### DATA FOR THE TASK
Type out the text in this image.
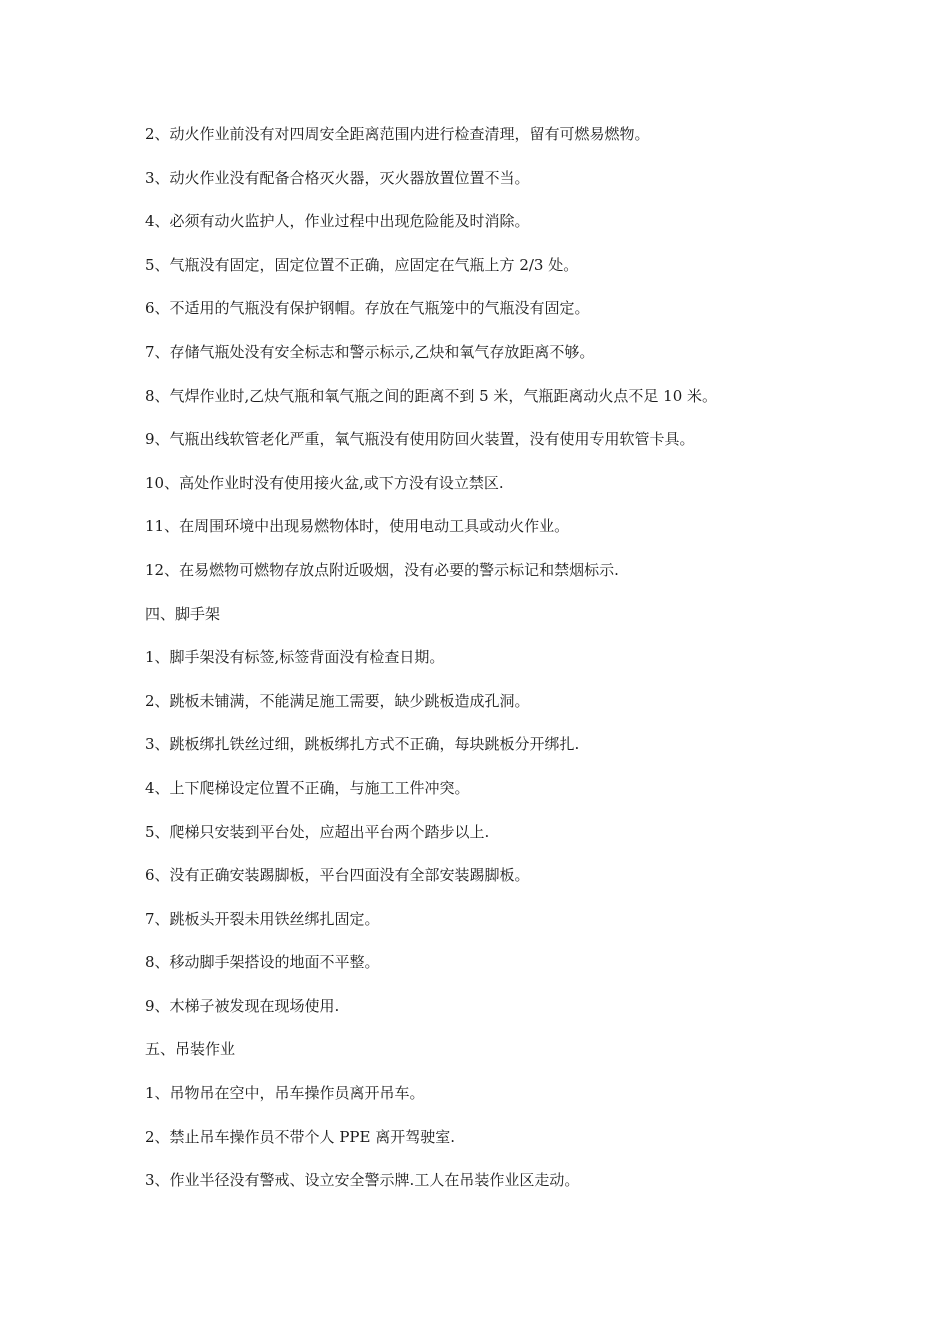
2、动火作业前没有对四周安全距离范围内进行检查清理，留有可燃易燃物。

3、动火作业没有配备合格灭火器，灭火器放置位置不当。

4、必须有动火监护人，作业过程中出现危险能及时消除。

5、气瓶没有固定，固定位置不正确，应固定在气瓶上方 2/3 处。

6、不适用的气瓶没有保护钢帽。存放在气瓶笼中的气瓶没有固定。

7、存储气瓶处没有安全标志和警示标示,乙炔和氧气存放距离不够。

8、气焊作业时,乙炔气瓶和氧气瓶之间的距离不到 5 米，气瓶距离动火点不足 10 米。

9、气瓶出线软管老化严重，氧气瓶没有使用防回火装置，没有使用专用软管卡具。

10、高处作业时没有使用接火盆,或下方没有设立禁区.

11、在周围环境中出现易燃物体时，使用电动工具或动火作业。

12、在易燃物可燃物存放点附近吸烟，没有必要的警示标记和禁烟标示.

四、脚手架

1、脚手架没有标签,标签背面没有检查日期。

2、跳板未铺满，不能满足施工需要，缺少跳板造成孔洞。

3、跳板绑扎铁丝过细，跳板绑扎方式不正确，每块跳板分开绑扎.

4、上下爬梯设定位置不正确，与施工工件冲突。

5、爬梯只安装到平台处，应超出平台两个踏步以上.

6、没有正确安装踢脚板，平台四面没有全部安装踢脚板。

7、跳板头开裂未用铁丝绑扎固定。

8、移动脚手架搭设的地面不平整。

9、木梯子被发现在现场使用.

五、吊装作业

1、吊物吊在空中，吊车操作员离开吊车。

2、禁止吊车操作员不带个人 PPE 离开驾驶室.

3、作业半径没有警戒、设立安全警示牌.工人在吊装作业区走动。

### EXERCISE BRIEF
Quote the entries in full. Any image among them is to be omitted from the copy.

### RESULT OF THIS TASK
Type out the text in this image.
2、动火作业前没有对四周安全距离范围内进行检查清理，留有可燃易燃物。

3、动火作业没有配备合格灭火器，灭火器放置位置不当。

4、必须有动火监护人，作业过程中出现危险能及时消除。

5、气瓶没有固定，固定位置不正确，应固定在气瓶上方 2/3 处。

6、不适用的气瓶没有保护钢帽。存放在气瓶笼中的气瓶没有固定。

7、存储气瓶处没有安全标志和警示标示,乙炔和氧气存放距离不够。

8、气焊作业时,乙炔气瓶和氧气瓶之间的距离不到 5 米，气瓶距离动火点不足 10 米。

9、气瓶出线软管老化严重，氧气瓶没有使用防回火装置，没有使用专用软管卡具。

10、高处作业时没有使用接火盆,或下方没有设立禁区.

11、在周围环境中出现易燃物体时，使用电动工具或动火作业。

12、在易燃物可燃物存放点附近吸烟，没有必要的警示标记和禁烟标示.

四、脚手架

1、脚手架没有标签,标签背面没有检查日期。

2、跳板未铺满，不能满足施工需要，缺少跳板造成孔洞。

3、跳板绑扎铁丝过细，跳板绑扎方式不正确，每块跳板分开绑扎.

4、上下爬梯设定位置不正确，与施工工件冲突。

5、爬梯只安装到平台处，应超出平台两个踏步以上.

6、没有正确安装踢脚板，平台四面没有全部安装踢脚板。

7、跳板头开裂未用铁丝绑扎固定。

8、移动脚手架搭设的地面不平整。

9、木梯子被发现在现场使用.

五、吊装作业

1、吊物吊在空中，吊车操作员离开吊车。

2、禁止吊车操作员不带个人 PPE 离开驾驶室.

3、作业半径没有警戒、设立安全警示牌.工人在吊装作业区走动。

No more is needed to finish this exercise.